EXCERPT:
******

Has anyone developed a program to replace all existing fonts with a customized list of the standard, most used font types?
I deleted obviously foreign sounding fonts by packages. Then I went through a few cycles of
Opening Libreoffice and noting terms common to foreign fonts - Noto, Lohit & Umpush(?) were some. Drop to runlevel 3.
Grepping my installed packages for those terms, and removing the offending packages.
Running 'sudo mkfontdir && sudo mkfontscale'
Restarting X, and rechecking Libreoffice.
I'm using slackware, where package lists are in plain text when installed. I'm also set for runlevel 3, so I type startx to get X going. You make the necessary adjustments for your distro.
Fonts are often hidden behind strange names. Hangul is chinese fonts; pinyin is a sort of half way house between chinese hieroglyphics/characters/?? and English for folks learning chinese. There's also Korean, & Japanese characters, alike but different. There's at least 4 distinct chinese dialects, and over half a dozen Arabic ones. Then Indian, Greek, Cyrillic… There's a lot to be catered for.
I use Apache OpenOffice rather than LibreOffice and that comes with a bundle of fonts I didn't need. I removed all except opensymbol, the default for the mathematical formula editor.

******

DATA TO EXAMINE:

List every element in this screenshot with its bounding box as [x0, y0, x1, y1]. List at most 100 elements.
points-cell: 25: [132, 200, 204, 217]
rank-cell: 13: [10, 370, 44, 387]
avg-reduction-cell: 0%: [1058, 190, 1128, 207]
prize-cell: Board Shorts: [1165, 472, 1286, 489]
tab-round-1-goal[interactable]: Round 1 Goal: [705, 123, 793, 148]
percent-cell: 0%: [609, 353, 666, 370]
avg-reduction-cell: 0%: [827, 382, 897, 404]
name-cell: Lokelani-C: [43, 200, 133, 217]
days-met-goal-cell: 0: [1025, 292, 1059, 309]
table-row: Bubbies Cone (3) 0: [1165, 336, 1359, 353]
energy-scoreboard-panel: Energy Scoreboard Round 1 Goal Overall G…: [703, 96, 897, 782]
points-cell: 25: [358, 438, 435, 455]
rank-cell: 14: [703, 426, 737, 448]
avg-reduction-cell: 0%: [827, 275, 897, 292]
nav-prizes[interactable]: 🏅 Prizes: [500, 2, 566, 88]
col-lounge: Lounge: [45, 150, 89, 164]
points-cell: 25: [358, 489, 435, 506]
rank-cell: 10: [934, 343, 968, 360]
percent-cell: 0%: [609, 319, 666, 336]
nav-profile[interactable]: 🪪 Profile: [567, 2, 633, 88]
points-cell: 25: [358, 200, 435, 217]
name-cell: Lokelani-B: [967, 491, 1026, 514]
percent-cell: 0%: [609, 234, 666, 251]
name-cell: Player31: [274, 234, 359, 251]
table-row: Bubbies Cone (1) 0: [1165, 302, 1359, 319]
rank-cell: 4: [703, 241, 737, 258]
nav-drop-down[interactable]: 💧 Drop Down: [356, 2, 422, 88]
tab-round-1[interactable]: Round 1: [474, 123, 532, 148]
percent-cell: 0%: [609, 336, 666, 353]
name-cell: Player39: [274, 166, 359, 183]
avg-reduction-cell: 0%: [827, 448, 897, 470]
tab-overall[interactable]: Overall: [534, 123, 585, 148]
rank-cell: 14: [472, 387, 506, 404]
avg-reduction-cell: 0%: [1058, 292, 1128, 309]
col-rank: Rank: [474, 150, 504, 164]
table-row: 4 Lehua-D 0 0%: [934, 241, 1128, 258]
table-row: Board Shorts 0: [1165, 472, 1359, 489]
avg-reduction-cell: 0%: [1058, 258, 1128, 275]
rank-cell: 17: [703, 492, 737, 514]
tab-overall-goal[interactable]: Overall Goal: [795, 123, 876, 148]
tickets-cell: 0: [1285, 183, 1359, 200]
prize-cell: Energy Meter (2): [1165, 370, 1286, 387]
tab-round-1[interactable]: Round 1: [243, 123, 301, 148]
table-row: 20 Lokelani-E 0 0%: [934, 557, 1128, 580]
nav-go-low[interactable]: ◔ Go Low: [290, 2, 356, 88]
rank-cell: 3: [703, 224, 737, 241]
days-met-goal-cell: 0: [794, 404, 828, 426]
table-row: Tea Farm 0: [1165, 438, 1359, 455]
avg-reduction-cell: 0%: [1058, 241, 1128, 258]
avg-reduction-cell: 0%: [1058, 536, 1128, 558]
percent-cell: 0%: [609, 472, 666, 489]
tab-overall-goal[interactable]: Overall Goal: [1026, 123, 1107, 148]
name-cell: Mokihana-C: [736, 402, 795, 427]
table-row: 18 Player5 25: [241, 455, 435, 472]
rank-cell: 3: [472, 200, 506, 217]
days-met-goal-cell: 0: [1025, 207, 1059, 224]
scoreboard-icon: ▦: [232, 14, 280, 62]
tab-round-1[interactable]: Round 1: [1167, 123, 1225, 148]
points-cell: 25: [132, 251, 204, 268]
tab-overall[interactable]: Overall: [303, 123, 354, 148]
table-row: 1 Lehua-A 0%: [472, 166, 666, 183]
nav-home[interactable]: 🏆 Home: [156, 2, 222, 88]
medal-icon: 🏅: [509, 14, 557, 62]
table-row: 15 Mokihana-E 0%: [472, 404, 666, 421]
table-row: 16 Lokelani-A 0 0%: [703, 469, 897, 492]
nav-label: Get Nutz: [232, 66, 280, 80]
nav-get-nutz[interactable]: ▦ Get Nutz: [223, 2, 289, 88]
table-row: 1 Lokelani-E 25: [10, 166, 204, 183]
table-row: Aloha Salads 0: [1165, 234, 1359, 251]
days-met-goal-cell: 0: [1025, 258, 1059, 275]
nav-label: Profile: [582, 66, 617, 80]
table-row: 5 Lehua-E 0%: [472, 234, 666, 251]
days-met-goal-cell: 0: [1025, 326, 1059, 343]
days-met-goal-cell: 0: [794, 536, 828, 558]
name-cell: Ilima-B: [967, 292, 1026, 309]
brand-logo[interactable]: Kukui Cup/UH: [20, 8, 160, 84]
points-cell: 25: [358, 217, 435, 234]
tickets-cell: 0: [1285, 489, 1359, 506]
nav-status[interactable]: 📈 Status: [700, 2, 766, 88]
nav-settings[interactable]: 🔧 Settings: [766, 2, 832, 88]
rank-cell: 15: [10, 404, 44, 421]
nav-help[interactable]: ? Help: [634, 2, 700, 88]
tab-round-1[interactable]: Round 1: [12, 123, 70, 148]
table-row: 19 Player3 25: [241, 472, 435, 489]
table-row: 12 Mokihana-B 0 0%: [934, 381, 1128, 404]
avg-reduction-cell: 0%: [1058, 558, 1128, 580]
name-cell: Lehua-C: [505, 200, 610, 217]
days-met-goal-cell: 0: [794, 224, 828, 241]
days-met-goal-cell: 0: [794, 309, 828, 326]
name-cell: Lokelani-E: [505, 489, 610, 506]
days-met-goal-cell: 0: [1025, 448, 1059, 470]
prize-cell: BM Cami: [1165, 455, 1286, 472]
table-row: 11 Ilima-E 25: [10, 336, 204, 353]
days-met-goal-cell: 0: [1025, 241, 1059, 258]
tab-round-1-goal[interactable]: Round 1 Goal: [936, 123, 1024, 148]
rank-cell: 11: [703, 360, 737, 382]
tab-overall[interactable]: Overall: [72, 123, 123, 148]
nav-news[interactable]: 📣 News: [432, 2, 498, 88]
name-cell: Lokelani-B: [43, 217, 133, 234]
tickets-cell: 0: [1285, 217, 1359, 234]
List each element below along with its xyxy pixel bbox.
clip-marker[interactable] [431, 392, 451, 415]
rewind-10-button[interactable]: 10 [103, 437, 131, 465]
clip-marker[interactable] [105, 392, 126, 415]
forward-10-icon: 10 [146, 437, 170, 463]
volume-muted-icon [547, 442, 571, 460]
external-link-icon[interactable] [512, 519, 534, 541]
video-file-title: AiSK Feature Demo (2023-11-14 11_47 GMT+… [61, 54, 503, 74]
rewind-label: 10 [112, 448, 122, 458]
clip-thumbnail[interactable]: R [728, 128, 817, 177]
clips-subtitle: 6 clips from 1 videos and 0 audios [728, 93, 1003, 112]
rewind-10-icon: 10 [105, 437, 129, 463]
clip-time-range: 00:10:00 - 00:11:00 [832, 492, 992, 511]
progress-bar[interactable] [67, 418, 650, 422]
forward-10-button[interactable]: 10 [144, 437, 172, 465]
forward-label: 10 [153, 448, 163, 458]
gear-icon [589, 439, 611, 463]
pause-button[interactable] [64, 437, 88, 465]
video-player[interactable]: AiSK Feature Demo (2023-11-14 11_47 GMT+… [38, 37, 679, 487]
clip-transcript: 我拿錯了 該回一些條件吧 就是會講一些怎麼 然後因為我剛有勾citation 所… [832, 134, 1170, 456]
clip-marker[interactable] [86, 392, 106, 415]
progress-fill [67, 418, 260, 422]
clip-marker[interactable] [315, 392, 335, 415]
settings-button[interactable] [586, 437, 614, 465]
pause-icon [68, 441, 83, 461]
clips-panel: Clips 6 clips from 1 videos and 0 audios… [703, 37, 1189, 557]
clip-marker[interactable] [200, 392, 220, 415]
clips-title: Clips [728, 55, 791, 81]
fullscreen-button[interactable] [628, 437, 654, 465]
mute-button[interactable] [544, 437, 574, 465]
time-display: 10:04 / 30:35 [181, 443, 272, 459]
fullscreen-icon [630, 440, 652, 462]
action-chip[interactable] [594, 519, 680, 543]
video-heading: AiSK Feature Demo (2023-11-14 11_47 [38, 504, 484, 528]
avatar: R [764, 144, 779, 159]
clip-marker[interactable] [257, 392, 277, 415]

******

From the font-removal discussion above, transcribe the passage that opens with "I deleted obviously" and closes with "for your distro.", keeping every character unchanged.

I deleted obviously foreign sounding fonts by packages. Then I went through a few cycles of
Opening Libreoffice and noting terms common to foreign fonts - Noto, Lohit & Umpush(?) were some. Drop to runlevel 3.
Grepping my installed packages for those terms, and removing the offending packages.
Running 'sudo mkfontdir && sudo mkfontscale'
Restarting X, and rechecking Libreoffice.
I'm using slackware, where package lists are in plain text when installed. I'm also set for runlevel 3, so I type startx to get X going. You make the necessary adjustments for your distro.